Set task: Below is a block of records. Copy every line in it that contains the word "является".

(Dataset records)
____________________

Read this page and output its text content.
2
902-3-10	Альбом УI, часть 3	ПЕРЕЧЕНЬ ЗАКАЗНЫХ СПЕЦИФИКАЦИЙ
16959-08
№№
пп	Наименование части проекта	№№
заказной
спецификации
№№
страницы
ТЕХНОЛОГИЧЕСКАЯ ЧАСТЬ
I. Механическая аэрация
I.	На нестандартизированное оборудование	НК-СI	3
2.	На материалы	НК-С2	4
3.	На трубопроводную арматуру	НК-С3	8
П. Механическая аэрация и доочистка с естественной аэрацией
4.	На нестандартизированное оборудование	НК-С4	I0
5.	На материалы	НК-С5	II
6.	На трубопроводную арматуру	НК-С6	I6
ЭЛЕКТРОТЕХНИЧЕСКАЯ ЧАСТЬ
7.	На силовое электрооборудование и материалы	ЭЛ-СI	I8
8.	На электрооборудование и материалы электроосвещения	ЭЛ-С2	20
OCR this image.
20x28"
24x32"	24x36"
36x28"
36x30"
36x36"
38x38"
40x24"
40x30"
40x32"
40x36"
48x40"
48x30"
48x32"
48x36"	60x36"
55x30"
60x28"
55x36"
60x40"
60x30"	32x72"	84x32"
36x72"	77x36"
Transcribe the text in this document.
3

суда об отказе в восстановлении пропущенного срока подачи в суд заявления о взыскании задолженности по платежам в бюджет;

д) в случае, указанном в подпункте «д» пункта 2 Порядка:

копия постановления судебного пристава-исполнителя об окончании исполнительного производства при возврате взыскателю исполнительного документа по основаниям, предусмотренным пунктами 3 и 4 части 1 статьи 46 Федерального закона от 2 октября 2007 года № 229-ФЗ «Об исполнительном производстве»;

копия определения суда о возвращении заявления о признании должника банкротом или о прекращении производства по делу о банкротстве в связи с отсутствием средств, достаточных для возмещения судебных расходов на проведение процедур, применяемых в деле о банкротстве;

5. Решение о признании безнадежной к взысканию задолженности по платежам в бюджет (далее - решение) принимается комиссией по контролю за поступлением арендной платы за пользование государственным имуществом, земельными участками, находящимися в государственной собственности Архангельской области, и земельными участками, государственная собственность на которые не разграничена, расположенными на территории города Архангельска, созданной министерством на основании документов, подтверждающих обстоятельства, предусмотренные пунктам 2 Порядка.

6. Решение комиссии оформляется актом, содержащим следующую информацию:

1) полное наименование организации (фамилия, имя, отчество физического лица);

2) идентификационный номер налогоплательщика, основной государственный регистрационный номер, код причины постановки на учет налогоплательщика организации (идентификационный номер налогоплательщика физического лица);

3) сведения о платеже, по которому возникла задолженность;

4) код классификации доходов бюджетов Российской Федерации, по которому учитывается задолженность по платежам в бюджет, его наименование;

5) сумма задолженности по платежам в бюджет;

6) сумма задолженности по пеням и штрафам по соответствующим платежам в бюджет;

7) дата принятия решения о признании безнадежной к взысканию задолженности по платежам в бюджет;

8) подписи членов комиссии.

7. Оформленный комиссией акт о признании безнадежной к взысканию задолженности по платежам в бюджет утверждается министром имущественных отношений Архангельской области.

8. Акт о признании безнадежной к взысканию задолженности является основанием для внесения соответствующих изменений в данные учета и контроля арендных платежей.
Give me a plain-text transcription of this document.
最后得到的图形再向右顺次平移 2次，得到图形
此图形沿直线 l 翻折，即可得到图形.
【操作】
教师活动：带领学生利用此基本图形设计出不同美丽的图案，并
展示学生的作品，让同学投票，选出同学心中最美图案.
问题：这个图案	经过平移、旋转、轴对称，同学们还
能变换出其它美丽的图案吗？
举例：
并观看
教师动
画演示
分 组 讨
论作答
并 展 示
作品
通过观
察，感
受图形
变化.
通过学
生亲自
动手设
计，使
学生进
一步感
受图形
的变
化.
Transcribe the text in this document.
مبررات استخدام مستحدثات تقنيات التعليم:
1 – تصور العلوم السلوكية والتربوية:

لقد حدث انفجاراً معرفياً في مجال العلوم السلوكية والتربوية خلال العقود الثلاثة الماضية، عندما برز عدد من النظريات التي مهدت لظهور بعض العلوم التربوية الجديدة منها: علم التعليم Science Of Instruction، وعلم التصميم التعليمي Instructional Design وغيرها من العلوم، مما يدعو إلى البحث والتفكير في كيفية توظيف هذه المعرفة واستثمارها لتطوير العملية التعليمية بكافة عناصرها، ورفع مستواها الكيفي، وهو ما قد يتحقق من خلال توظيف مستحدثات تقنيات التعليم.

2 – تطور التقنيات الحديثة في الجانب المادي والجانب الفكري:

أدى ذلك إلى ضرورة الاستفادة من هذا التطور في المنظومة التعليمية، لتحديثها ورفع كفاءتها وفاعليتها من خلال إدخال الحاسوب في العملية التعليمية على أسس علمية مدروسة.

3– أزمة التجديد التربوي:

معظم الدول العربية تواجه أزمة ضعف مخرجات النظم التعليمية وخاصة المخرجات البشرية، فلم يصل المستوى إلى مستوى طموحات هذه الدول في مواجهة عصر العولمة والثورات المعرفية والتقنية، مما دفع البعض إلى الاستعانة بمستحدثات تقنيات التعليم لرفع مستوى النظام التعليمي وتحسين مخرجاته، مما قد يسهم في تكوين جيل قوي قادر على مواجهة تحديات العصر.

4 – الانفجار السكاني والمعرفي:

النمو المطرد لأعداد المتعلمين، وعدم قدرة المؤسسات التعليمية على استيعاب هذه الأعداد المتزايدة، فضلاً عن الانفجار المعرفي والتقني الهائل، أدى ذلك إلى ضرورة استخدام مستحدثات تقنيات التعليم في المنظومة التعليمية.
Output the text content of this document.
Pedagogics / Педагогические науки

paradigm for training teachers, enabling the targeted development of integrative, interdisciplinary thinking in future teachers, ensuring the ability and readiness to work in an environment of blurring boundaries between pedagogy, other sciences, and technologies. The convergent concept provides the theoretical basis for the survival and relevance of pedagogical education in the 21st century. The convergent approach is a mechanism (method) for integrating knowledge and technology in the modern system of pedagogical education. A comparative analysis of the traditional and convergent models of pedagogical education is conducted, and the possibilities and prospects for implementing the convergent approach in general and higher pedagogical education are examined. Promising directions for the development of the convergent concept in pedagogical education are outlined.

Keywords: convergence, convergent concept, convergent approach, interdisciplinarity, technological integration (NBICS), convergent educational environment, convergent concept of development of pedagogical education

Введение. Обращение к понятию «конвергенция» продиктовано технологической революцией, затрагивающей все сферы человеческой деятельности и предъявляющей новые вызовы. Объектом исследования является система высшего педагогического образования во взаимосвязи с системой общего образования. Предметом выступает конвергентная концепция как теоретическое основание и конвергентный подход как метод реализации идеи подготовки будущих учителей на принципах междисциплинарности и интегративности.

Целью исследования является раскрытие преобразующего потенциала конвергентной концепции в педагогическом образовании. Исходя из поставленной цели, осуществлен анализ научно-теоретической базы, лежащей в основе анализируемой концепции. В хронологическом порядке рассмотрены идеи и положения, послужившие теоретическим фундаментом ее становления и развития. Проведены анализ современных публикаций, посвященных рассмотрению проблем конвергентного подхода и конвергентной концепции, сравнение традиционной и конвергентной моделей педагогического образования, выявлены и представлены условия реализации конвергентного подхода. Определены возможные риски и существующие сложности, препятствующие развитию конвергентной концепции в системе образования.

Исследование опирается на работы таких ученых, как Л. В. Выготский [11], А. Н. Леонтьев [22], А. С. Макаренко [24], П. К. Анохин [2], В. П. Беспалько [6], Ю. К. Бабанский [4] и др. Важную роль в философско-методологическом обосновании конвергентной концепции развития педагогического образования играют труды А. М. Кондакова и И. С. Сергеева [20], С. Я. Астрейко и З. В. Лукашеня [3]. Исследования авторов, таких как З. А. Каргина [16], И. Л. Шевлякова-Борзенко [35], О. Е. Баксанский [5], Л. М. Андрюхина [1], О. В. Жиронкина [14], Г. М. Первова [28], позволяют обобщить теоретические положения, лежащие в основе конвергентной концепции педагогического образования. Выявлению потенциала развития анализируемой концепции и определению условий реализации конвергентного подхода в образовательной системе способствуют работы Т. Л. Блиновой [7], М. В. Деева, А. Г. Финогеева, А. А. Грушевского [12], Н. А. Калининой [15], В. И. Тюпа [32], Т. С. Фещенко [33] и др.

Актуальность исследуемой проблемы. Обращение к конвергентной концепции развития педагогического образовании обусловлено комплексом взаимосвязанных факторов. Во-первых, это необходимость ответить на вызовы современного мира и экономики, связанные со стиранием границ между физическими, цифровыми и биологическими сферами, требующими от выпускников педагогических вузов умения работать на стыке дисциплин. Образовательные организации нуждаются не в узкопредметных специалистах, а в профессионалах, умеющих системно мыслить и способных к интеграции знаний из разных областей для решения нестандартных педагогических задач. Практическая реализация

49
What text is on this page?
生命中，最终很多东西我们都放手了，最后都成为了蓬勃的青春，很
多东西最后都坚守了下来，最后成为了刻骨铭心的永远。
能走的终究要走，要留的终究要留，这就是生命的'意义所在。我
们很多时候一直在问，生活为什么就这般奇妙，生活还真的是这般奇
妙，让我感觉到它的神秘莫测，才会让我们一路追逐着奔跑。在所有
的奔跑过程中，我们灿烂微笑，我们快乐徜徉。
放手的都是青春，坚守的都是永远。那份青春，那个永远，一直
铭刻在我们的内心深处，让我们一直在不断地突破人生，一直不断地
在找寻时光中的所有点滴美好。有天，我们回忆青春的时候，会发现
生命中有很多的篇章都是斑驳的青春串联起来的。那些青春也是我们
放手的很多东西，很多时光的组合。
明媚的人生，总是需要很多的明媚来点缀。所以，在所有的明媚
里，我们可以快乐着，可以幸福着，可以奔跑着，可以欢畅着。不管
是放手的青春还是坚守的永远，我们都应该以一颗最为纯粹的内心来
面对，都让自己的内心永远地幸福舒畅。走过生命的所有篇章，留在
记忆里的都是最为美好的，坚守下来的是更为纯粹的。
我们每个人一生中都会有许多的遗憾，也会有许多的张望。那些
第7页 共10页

____________________

Answer to this exercise:
8. Акт о признании безнадежной к взысканию задолженности является основанием для внесения соответствующих изменений в данные учета и контроля арендных платежей.
Введение. Обращение к понятию «конвергенция» продиктовано технологической революцией, затрагивающей все сферы человеческой деятельности и предъявляющей новые вызовы. Объектом исследования является система высшего педагогического образования во взаимосвязи с системой общего образования. Предметом выступает конвергентная концепция как теоретическое основание и конвергентный подход как метод реализации идеи подготовки будущих учителей на принципах междисциплинарности и интегративности.
Целью исследования является раскрытие преобразующего потенциала конвергентной концепции в педагогическом образовании. Исходя из поставленной цели, осуществлен анализ научно-теоретической базы, лежащей в основе анализируемой концепции. В хронологическом порядке рассмотрены идеи и положения, послужившие теоретическим фундаментом ее становления и развития. Проведены анализ современных публикаций, посвященных рассмотрению проблем конвергентного подхода и конвергентной концепции, сравнение традиционной и конвергентной моделей педагогического образования, выявлены и представлены условия реализации конвергентного подхода. Определены возможные риски и существующие сложности, препятствующие развитию конвергентной концепции в системе образования.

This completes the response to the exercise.